Goal of the exercise
Set down each record exactly as written.

--- BEGIN Source records ---

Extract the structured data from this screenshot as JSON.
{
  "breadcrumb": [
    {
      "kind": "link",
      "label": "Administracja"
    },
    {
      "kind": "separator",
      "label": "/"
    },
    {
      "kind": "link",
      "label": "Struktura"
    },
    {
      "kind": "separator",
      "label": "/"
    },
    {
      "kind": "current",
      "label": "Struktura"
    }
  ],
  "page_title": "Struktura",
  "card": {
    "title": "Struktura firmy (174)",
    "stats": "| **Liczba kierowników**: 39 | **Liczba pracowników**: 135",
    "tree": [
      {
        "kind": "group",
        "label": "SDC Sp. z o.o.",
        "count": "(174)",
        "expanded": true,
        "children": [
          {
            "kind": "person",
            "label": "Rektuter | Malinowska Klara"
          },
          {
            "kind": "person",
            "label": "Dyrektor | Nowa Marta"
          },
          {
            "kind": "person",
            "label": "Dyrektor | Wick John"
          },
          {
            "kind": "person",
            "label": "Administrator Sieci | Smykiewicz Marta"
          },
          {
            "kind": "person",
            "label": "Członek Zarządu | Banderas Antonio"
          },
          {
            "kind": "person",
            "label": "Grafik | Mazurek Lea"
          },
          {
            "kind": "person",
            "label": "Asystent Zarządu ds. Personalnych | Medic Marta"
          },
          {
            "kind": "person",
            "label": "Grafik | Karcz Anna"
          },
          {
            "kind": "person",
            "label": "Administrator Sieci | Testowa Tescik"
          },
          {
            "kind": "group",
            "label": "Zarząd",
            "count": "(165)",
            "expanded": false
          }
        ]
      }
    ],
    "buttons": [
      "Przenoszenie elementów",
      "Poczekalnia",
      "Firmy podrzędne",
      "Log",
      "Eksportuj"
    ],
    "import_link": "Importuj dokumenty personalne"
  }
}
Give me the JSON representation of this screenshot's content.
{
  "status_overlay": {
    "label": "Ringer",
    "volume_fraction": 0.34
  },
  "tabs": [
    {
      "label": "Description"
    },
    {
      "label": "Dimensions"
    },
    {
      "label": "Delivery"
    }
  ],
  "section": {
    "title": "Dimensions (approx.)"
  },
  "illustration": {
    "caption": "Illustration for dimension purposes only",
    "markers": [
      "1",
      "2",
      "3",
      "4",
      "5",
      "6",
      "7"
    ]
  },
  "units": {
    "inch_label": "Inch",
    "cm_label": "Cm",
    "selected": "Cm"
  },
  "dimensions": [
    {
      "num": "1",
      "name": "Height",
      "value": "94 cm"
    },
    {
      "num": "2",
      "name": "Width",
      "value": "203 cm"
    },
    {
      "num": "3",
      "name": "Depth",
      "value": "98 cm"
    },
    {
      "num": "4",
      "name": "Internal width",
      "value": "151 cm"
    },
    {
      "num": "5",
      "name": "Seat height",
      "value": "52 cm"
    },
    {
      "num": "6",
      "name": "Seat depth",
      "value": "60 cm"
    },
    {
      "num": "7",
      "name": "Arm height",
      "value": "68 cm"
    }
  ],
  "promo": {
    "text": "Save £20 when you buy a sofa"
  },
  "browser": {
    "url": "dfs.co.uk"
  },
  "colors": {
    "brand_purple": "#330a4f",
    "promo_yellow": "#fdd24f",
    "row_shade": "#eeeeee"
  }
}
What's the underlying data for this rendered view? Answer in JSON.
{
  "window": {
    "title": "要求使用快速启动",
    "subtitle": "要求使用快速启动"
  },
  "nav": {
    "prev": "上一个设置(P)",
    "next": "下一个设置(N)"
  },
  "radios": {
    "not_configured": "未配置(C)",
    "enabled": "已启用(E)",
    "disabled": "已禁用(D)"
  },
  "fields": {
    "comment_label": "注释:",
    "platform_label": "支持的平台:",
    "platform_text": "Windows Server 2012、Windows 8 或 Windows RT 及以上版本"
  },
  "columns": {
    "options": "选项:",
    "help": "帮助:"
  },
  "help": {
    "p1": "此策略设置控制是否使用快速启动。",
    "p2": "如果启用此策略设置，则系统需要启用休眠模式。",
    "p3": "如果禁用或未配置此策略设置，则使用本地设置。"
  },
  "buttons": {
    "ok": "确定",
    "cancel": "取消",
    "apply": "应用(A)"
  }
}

--- END Source records ---

Response
Extract the structured data from this screenshot as JSON.
{
  "breadcrumb": [
    {
      "kind": "link",
      "label": "Administracja"
    },
    {
      "kind": "separator",
      "label": "/"
    },
    {
      "kind": "link",
      "label": "Struktura"
    },
    {
      "kind": "separator",
      "label": "/"
    },
    {
      "kind": "current",
      "label": "Struktura"
    }
  ],
  "page_title": "Struktura",
  "card": {
    "title": "Struktura firmy (174)",
    "stats": "| **Liczba kierowników**: 39 | **Liczba pracowników**: 135",
    "tree": [
      {
        "kind": "group",
        "label": "SDC Sp. z o.o.",
        "count": "(174)",
        "expanded": true,
        "children": [
          {
            "kind": "person",
            "label": "Rektuter | Malinowska Klara"
          },
          {
            "kind": "person",
            "label": "Dyrektor | Nowa Marta"
          },
          {
            "kind": "person",
            "label": "Dyrektor | Wick John"
          },
          {
            "kind": "person",
            "label": "Administrator Sieci | Smykiewicz Marta"
          },
          {
            "kind": "person",
            "label": "Członek Zarządu | Banderas Antonio"
          },
          {
            "kind": "person",
            "label": "Grafik | Mazurek Lea"
          },
          {
            "kind": "person",
            "label": "Asystent Zarządu ds. Personalnych | Medic Marta"
          },
          {
            "kind": "person",
            "label": "Grafik | Karcz Anna"
          },
          {
            "kind": "person",
            "label": "Administrator Sieci | Testowa Tescik"
          },
          {
            "kind": "group",
            "label": "Zarząd",
            "count": "(165)",
            "expanded": false
          }
        ]
      }
    ],
    "buttons": [
      "Przenoszenie elementów",
      "Poczekalnia",
      "Firmy podrzędne",
      "Log",
      "Eksportuj"
    ],
    "import_link": "Importuj dokumenty personalne"
  }
}
Give me the JSON representation of this screenshot's content.
{
  "status_overlay": {
    "label": "Ringer",
    "volume_fraction": 0.34
  },
  "tabs": [
    {
      "label": "Description"
    },
    {
      "label": "Dimensions"
    },
    {
      "label": "Delivery"
    }
  ],
  "section": {
    "title": "Dimensions (approx.)"
  },
  "illustration": {
    "caption": "Illustration for dimension purposes only",
    "markers": [
      "1",
      "2",
      "3",
      "4",
      "5",
      "6",
      "7"
    ]
  },
  "units": {
    "inch_label": "Inch",
    "cm_label": "Cm",
    "selected": "Cm"
  },
  "dimensions": [
    {
      "num": "1",
      "name": "Height",
      "value": "94 cm"
    },
    {
      "num": "2",
      "name": "Width",
      "value": "203 cm"
    },
    {
      "num": "3",
      "name": "Depth",
      "value": "98 cm"
    },
    {
      "num": "4",
      "name": "Internal width",
      "value": "151 cm"
    },
    {
      "num": "5",
      "name": "Seat height",
      "value": "52 cm"
    },
    {
      "num": "6",
      "name": "Seat depth",
      "value": "60 cm"
    },
    {
      "num": "7",
      "name": "Arm height",
      "value": "68 cm"
    }
  ],
  "promo": {
    "text": "Save £20 when you buy a sofa"
  },
  "browser": {
    "url": "dfs.co.uk"
  },
  "colors": {
    "brand_purple": "#330a4f",
    "promo_yellow": "#fdd24f",
    "row_shade": "#eeeeee"
  }
}
What's the underlying data for this rendered view? Answer in JSON.
{
  "window": {
    "title": "要求使用快速启动",
    "subtitle": "要求使用快速启动"
  },
  "nav": {
    "prev": "上一个设置(P)",
    "next": "下一个设置(N)"
  },
  "radios": {
    "not_configured": "未配置(C)",
    "enabled": "已启用(E)",
    "disabled": "已禁用(D)"
  },
  "fields": {
    "comment_label": "注释:",
    "platform_label": "支持的平台:",
    "platform_text": "Windows Server 2012、Windows 8 或 Windows RT 及以上版本"
  },
  "columns": {
    "options": "选项:",
    "help": "帮助:"
  },
  "help": {
    "p1": "此策略设置控制是否使用快速启动。",
    "p2": "如果启用此策略设置，则系统需要启用休眠模式。",
    "p3": "如果禁用或未配置此策略设置，则使用本地设置。"
  },
  "buttons": {
    "ok": "确定",
    "cancel": "取消",
    "apply": "应用(A)"
  }
}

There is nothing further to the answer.